DIRECTIONS »
Reproduce the records below in full and without edits, omitting images.
# START OF MATERIAL PROVIDED
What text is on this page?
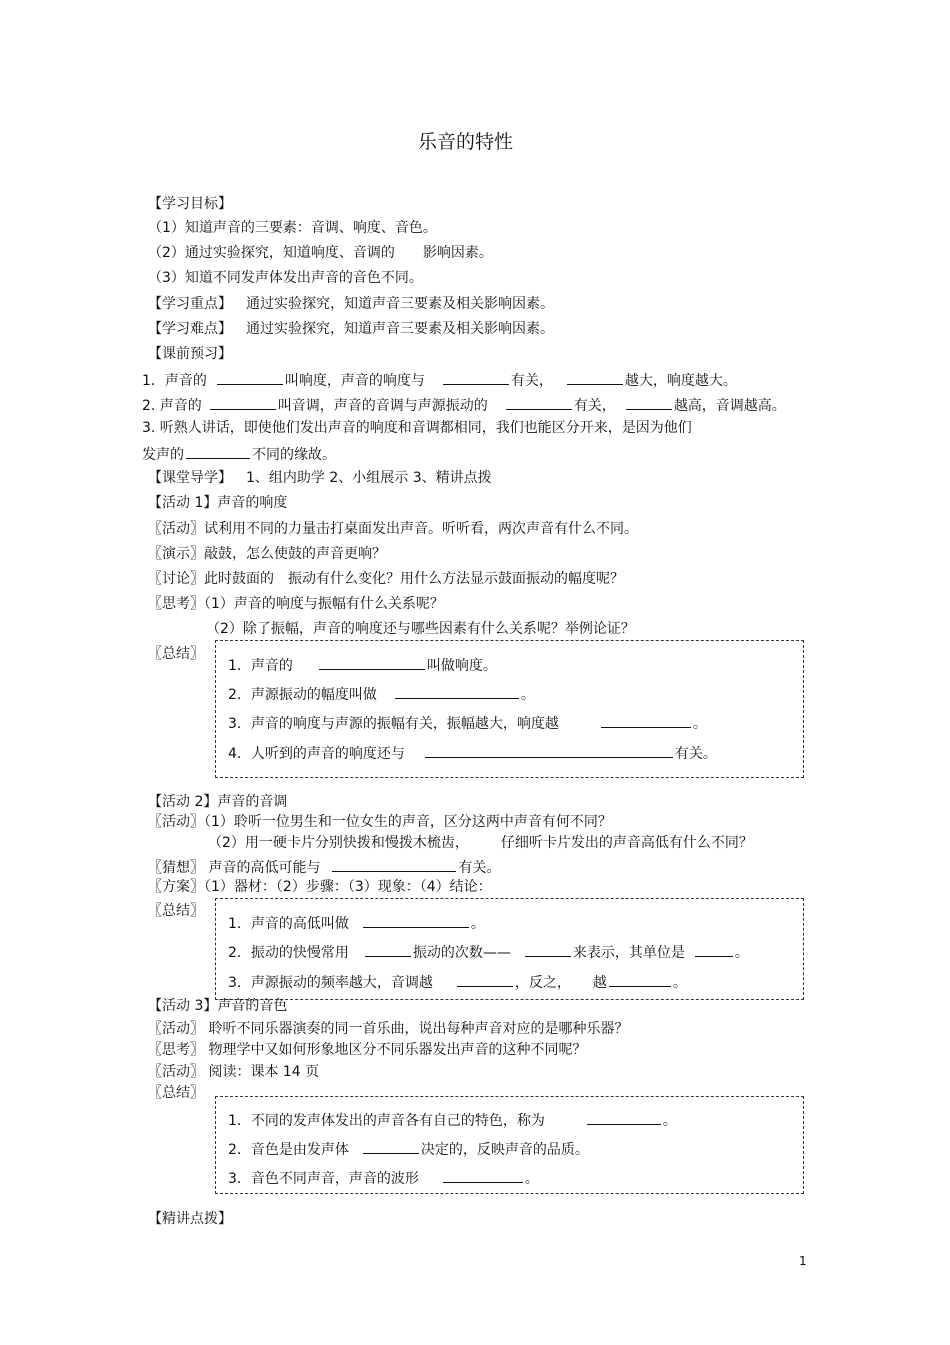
乐音的特性
【学习目标】
（1）知道声音的三要素：音调、响度、音色。
（2）通过实验探究，知道响度、音调的 影响因素。
（3）知道不同发声体发出声音的音色不同。
【学习重点】 通过实验探究，知道声音三要素及相关影响因素。
【学习难点】 通过实验探究，知道声音三要素及相关影响因素。
【课前预习】
1．声音的	叫响度，声音的响度与	有关，	越大，响度越大。
2. 声音的	叫音调，声音的音调与声源振动的	有关，	越高，音调越高。
3. 听熟人讲话，即使他们发出声音的响度和音调都相同，我们也能区分开来，是因为他们
发声的	不同的缘故。
【课堂导学】 1、组内助学 2、小组展示 3、精讲点拨
【活动 1】声音的响度
〖活动〗试利用不同的力量击打桌面发出声音。听听看，两次声音有什么不同。
〖演示〗敲鼓，怎么使鼓的声音更响？
〖讨论〗此时鼓面的 振动有什么变化？用什么方法显示鼓面振动的幅度呢？
〖思考〗（1）声音的响度与振幅有什么关系呢？
（2）除了振幅，声音的响度还与哪些因素有什么关系呢？举例论证？
〖总结〗
1．声音的	叫做响度。
2．声源振动的幅度叫做	。
3．声音的响度与声源的振幅有关，振幅越大，响度越	。
4．人听到的声音的响度还与	有关。
【活动 2】声音的音调
〖活动〗（1）聆听一位男生和一位女生的声音，区分这两中声音有何不同？
（2）用一硬卡片分别快拨和慢拨木梳齿， 仔细听卡片发出的声音高低有什么不同？
〖猜想〗 声音的高低可能与	有关。
〖方案〗（1）器材：（2）步骤：（3）现象：（4）结论：
〖总结〗
1．声音的高低叫做	。
2．振动的快慢常用	振动的次数——	来表示，其单位是	。
3．声源振动的频率越大，音调越	，反之， 越	。
【活动 3】声音的音色
〖活动〗 聆听不同乐器演奏的同一首乐曲，说出每种声音对应的是哪种乐器？
〖思考〗 物理学中又如何形象地区分不同乐器发出声音的这种不同呢？
〖活动〗 阅读：课本 14 页
〖总结〗
1．不同的发声体发出的声音各有自己的特色，称为	。
2．音色是由发声体	决定的，反映声音的品质。
3．音色不同声音，声音的波形	。
【精讲点拨】
1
# END OF MATERIAL PROVIDED
COMPLETE ANSWER »
What text is on this page?
乐音的特性
【学习目标】
（1）知道声音的三要素：音调、响度、音色。
（2）通过实验探究，知道响度、音调的 影响因素。
（3）知道不同发声体发出声音的音色不同。
【学习重点】 通过实验探究，知道声音三要素及相关影响因素。
【学习难点】 通过实验探究，知道声音三要素及相关影响因素。
【课前预习】
1．声音的	叫响度，声音的响度与	有关，	越大，响度越大。
2. 声音的	叫音调，声音的音调与声源振动的	有关，	越高，音调越高。
3. 听熟人讲话，即使他们发出声音的响度和音调都相同，我们也能区分开来，是因为他们
发声的	不同的缘故。
【课堂导学】 1、组内助学 2、小组展示 3、精讲点拨
【活动 1】声音的响度
〖活动〗试利用不同的力量击打桌面发出声音。听听看，两次声音有什么不同。
〖演示〗敲鼓，怎么使鼓的声音更响？
〖讨论〗此时鼓面的 振动有什么变化？用什么方法显示鼓面振动的幅度呢？
〖思考〗（1）声音的响度与振幅有什么关系呢？
（2）除了振幅，声音的响度还与哪些因素有什么关系呢？举例论证？
〖总结〗
1．声音的	叫做响度。
2．声源振动的幅度叫做	。
3．声音的响度与声源的振幅有关，振幅越大，响度越	。
4．人听到的声音的响度还与	有关。
【活动 2】声音的音调
〖活动〗（1）聆听一位男生和一位女生的声音，区分这两中声音有何不同？
（2）用一硬卡片分别快拨和慢拨木梳齿， 仔细听卡片发出的声音高低有什么不同？
〖猜想〗 声音的高低可能与	有关。
〖方案〗（1）器材：（2）步骤：（3）现象：（4）结论：
〖总结〗
1．声音的高低叫做	。
2．振动的快慢常用	振动的次数——	来表示，其单位是	。
3．声源振动的频率越大，音调越	，反之， 越	。
【活动 3】声音的音色
〖活动〗 聆听不同乐器演奏的同一首乐曲，说出每种声音对应的是哪种乐器？
〖思考〗 物理学中又如何形象地区分不同乐器发出声音的这种不同呢？
〖活动〗 阅读：课本 14 页
〖总结〗
1．不同的发声体发出的声音各有自己的特色，称为	。
2．音色是由发声体	决定的，反映声音的品质。
3．音色不同声音，声音的波形	。
【精讲点拨】
1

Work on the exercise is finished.